- **Short task**
Here are some entries; quote each one exactly.
===== Exercise materials
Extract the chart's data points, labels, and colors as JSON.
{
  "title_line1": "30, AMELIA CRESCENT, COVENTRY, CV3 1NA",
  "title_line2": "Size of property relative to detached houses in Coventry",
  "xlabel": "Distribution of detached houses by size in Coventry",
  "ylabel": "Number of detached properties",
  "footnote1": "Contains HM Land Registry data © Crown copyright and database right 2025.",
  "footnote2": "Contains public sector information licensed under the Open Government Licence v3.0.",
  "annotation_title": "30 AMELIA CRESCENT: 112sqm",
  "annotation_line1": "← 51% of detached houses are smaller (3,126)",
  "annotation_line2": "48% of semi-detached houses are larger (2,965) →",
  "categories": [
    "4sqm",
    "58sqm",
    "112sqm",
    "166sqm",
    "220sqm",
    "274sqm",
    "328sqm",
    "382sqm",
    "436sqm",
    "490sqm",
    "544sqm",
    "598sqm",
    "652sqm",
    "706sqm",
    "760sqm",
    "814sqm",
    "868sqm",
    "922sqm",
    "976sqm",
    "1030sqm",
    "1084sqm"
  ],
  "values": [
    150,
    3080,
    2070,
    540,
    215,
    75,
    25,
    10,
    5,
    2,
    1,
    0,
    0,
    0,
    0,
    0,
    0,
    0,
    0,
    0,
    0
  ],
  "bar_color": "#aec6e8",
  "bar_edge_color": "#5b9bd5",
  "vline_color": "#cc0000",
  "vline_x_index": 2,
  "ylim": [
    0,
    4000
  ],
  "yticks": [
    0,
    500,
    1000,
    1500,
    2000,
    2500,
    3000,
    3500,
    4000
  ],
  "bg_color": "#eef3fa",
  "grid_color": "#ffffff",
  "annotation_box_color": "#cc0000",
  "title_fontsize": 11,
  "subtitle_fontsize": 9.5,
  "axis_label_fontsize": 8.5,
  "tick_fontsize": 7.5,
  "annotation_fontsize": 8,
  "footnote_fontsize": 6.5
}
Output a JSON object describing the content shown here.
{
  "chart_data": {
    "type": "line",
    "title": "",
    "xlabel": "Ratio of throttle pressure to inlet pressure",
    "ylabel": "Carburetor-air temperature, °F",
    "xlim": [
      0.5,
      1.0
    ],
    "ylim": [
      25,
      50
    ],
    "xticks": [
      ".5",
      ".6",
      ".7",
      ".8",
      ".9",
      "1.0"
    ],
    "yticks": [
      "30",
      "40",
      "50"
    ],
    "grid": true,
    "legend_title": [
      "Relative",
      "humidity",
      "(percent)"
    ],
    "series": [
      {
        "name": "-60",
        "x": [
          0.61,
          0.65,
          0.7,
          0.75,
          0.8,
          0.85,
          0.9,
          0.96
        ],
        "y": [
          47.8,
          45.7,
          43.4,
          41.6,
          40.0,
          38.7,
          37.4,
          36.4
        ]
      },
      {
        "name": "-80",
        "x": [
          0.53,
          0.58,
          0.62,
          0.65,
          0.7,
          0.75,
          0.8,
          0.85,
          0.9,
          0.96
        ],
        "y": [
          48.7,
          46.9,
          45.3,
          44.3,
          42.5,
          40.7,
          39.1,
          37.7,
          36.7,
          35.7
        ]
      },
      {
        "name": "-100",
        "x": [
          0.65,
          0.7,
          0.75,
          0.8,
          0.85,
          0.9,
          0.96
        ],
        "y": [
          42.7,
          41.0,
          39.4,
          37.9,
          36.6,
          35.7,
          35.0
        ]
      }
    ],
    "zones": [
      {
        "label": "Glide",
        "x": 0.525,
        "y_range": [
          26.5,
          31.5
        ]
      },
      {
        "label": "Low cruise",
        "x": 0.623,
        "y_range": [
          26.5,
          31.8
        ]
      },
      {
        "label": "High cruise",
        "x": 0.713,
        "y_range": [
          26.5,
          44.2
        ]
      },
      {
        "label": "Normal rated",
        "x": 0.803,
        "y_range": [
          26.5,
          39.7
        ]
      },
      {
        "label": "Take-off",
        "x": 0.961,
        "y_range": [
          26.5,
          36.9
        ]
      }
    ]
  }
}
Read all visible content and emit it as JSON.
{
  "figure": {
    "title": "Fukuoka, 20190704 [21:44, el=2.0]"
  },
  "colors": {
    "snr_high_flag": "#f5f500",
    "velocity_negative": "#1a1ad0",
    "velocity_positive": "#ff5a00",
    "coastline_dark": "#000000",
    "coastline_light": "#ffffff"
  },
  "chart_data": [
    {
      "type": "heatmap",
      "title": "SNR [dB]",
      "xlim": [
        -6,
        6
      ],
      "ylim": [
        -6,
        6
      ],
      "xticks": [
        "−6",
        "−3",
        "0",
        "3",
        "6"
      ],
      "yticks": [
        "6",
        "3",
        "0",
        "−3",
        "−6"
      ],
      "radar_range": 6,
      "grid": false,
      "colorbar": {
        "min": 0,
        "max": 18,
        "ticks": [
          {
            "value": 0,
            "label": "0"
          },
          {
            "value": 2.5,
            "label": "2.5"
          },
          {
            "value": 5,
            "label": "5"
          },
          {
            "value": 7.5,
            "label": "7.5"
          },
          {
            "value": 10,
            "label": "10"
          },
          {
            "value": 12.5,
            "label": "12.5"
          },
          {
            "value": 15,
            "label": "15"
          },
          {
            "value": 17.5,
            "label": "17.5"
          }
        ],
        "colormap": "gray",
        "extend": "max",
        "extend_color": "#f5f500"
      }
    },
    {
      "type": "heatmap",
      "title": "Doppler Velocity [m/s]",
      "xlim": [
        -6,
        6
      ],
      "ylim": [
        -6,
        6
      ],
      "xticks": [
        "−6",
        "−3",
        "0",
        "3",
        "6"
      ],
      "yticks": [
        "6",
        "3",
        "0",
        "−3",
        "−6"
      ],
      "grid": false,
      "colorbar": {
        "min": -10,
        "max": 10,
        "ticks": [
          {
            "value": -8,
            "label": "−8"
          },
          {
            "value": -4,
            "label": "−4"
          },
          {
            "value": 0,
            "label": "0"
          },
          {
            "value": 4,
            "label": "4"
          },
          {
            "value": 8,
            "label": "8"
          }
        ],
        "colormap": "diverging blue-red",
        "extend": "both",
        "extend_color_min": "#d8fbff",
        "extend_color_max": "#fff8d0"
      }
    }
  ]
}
==========
- **The result**
Extract the chart's data points, labels, and colors as JSON.
{
  "title_line1": "30, AMELIA CRESCENT, COVENTRY, CV3 1NA",
  "title_line2": "Size of property relative to detached houses in Coventry",
  "xlabel": "Distribution of detached houses by size in Coventry",
  "ylabel": "Number of detached properties",
  "footnote1": "Contains HM Land Registry data © Crown copyright and database right 2025.",
  "footnote2": "Contains public sector information licensed under the Open Government Licence v3.0.",
  "annotation_title": "30 AMELIA CRESCENT: 112sqm",
  "annotation_line1": "← 51% of detached houses are smaller (3,126)",
  "annotation_line2": "48% of semi-detached houses are larger (2,965) →",
  "categories": [
    "4sqm",
    "58sqm",
    "112sqm",
    "166sqm",
    "220sqm",
    "274sqm",
    "328sqm",
    "382sqm",
    "436sqm",
    "490sqm",
    "544sqm",
    "598sqm",
    "652sqm",
    "706sqm",
    "760sqm",
    "814sqm",
    "868sqm",
    "922sqm",
    "976sqm",
    "1030sqm",
    "1084sqm"
  ],
  "values": [
    150,
    3080,
    2070,
    540,
    215,
    75,
    25,
    10,
    5,
    2,
    1,
    0,
    0,
    0,
    0,
    0,
    0,
    0,
    0,
    0,
    0
  ],
  "bar_color": "#aec6e8",
  "bar_edge_color": "#5b9bd5",
  "vline_color": "#cc0000",
  "vline_x_index": 2,
  "ylim": [
    0,
    4000
  ],
  "yticks": [
    0,
    500,
    1000,
    1500,
    2000,
    2500,
    3000,
    3500,
    4000
  ],
  "bg_color": "#eef3fa",
  "grid_color": "#ffffff",
  "annotation_box_color": "#cc0000",
  "title_fontsize": 11,
  "subtitle_fontsize": 9.5,
  "axis_label_fontsize": 8.5,
  "tick_fontsize": 7.5,
  "annotation_fontsize": 8,
  "footnote_fontsize": 6.5
}
Output a JSON object describing the content shown here.
{
  "chart_data": {
    "type": "line",
    "title": "",
    "xlabel": "Ratio of throttle pressure to inlet pressure",
    "ylabel": "Carburetor-air temperature, °F",
    "xlim": [
      0.5,
      1.0
    ],
    "ylim": [
      25,
      50
    ],
    "xticks": [
      ".5",
      ".6",
      ".7",
      ".8",
      ".9",
      "1.0"
    ],
    "yticks": [
      "30",
      "40",
      "50"
    ],
    "grid": true,
    "legend_title": [
      "Relative",
      "humidity",
      "(percent)"
    ],
    "series": [
      {
        "name": "-60",
        "x": [
          0.61,
          0.65,
          0.7,
          0.75,
          0.8,
          0.85,
          0.9,
          0.96
        ],
        "y": [
          47.8,
          45.7,
          43.4,
          41.6,
          40.0,
          38.7,
          37.4,
          36.4
        ]
      },
      {
        "name": "-80",
        "x": [
          0.53,
          0.58,
          0.62,
          0.65,
          0.7,
          0.75,
          0.8,
          0.85,
          0.9,
          0.96
        ],
        "y": [
          48.7,
          46.9,
          45.3,
          44.3,
          42.5,
          40.7,
          39.1,
          37.7,
          36.7,
          35.7
        ]
      },
      {
        "name": "-100",
        "x": [
          0.65,
          0.7,
          0.75,
          0.8,
          0.85,
          0.9,
          0.96
        ],
        "y": [
          42.7,
          41.0,
          39.4,
          37.9,
          36.6,
          35.7,
          35.0
        ]
      }
    ],
    "zones": [
      {
        "label": "Glide",
        "x": 0.525,
        "y_range": [
          26.5,
          31.5
        ]
      },
      {
        "label": "Low cruise",
        "x": 0.623,
        "y_range": [
          26.5,
          31.8
        ]
      },
      {
        "label": "High cruise",
        "x": 0.713,
        "y_range": [
          26.5,
          44.2
        ]
      },
      {
        "label": "Normal rated",
        "x": 0.803,
        "y_range": [
          26.5,
          39.7
        ]
      },
      {
        "label": "Take-off",
        "x": 0.961,
        "y_range": [
          26.5,
          36.9
        ]
      }
    ]
  }
}
Read all visible content and emit it as JSON.
{
  "figure": {
    "title": "Fukuoka, 20190704 [21:44, el=2.0]"
  },
  "colors": {
    "snr_high_flag": "#f5f500",
    "velocity_negative": "#1a1ad0",
    "velocity_positive": "#ff5a00",
    "coastline_dark": "#000000",
    "coastline_light": "#ffffff"
  },
  "chart_data": [
    {
      "type": "heatmap",
      "title": "SNR [dB]",
      "xlim": [
        -6,
        6
      ],
      "ylim": [
        -6,
        6
      ],
      "xticks": [
        "−6",
        "−3",
        "0",
        "3",
        "6"
      ],
      "yticks": [
        "6",
        "3",
        "0",
        "−3",
        "−6"
      ],
      "radar_range": 6,
      "grid": false,
      "colorbar": {
        "min": 0,
        "max": 18,
        "ticks": [
          {
            "value": 0,
            "label": "0"
          },
          {
            "value": 2.5,
            "label": "2.5"
          },
          {
            "value": 5,
            "label": "5"
          },
          {
            "value": 7.5,
            "label": "7.5"
          },
          {
            "value": 10,
            "label": "10"
          },
          {
            "value": 12.5,
            "label": "12.5"
          },
          {
            "value": 15,
            "label": "15"
          },
          {
            "value": 17.5,
            "label": "17.5"
          }
        ],
        "colormap": "gray",
        "extend": "max",
        "extend_color": "#f5f500"
      }
    },
    {
      "type": "heatmap",
      "title": "Doppler Velocity [m/s]",
      "xlim": [
        -6,
        6
      ],
      "ylim": [
        -6,
        6
      ],
      "xticks": [
        "−6",
        "−3",
        "0",
        "3",
        "6"
      ],
      "yticks": [
        "6",
        "3",
        "0",
        "−3",
        "−6"
      ],
      "grid": false,
      "colorbar": {
        "min": -10,
        "max": 10,
        "ticks": [
          {
            "value": -8,
            "label": "−8"
          },
          {
            "value": -4,
            "label": "−4"
          },
          {
            "value": 0,
            "label": "0"
          },
          {
            "value": 4,
            "label": "4"
          },
          {
            "value": 8,
            "label": "8"
          }
        ],
        "colormap": "diverging blue-red",
        "extend": "both",
        "extend_color_min": "#d8fbff",
        "extend_color_max": "#fff8d0"
      }
    }
  ]
}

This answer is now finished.